Collected data:
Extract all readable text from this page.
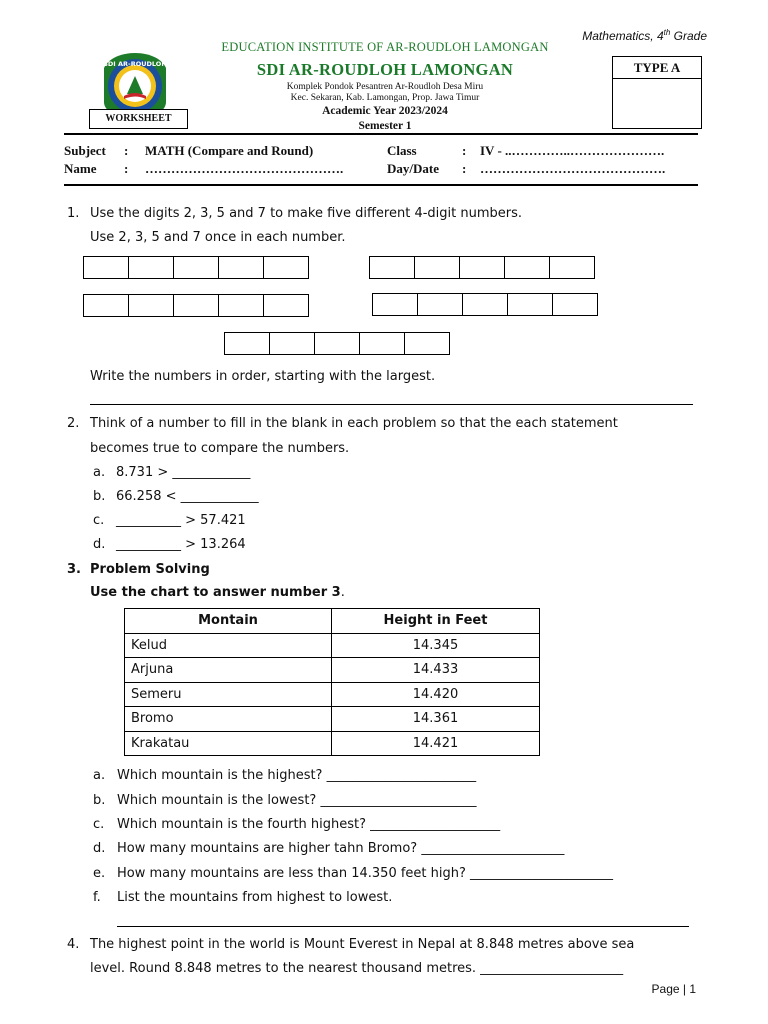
Mathematics, 4th Grade
SDI AR-ROUDLOH
WORKSHEET
EDUCATION INSTITUTE OF AR-ROUDLOH LAMONGAN
SDI AR-ROUDLOH LAMONGAN
Komplek Pondok Pesantren Ar-Roudloh Desa Miru
Kec. Sekaran, Kab. Lamongan, Prop. Jawa Timur
Academic Year 2023/2024
Semester 1
TYPE A
Subject : MATH (Compare and Round)
Name : ……………………………………….
Class	: IV - ..…………..………………….
Day/Date : …………………………………….
1. Use the digits 2, 3, 5 and 7 to make five different 4-digit numbers.
Use 2, 3, 5 and 7 once in each number.
Write the numbers in order, starting with the largest.
2. Think of a number to fill in the blank in each problem so that the each statement
becomes true to compare the numbers.
a. 8.731 > ____________
b. 66.258 < ____________
c. __________ > 57.421
d. __________ > 13.264
3. Problem Solving
Use the chart to answer number 3.
Montain	Height in Feet
Kelud	14.345
Arjuna	14.433
Semeru	14.420
Bromo	14.361
Krakatau	14.421
a. Which mountain is the highest? _______________________
b. Which mountain is the lowest? ________________________
c. Which mountain is the fourth highest? ____________________
d. How many mountains are higher tahn Bromo? ______________________
e. How many mountains are less than 14.350 feet high? ______________________
f. List the mountains from highest to lowest.
4. The highest point in the world is Mount Everest in Nepal at 8.848 metres above sea
level. Round 8.848 metres to the nearest thousand metres. ______________________
Page | 1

Exercise task:
Search the preceding listing for "Round" and extract every line where it is found.

Output for this exercise:
Subject : MATH (Compare and Round)
level. Round 8.848 metres to the nearest thousand metres. ______________________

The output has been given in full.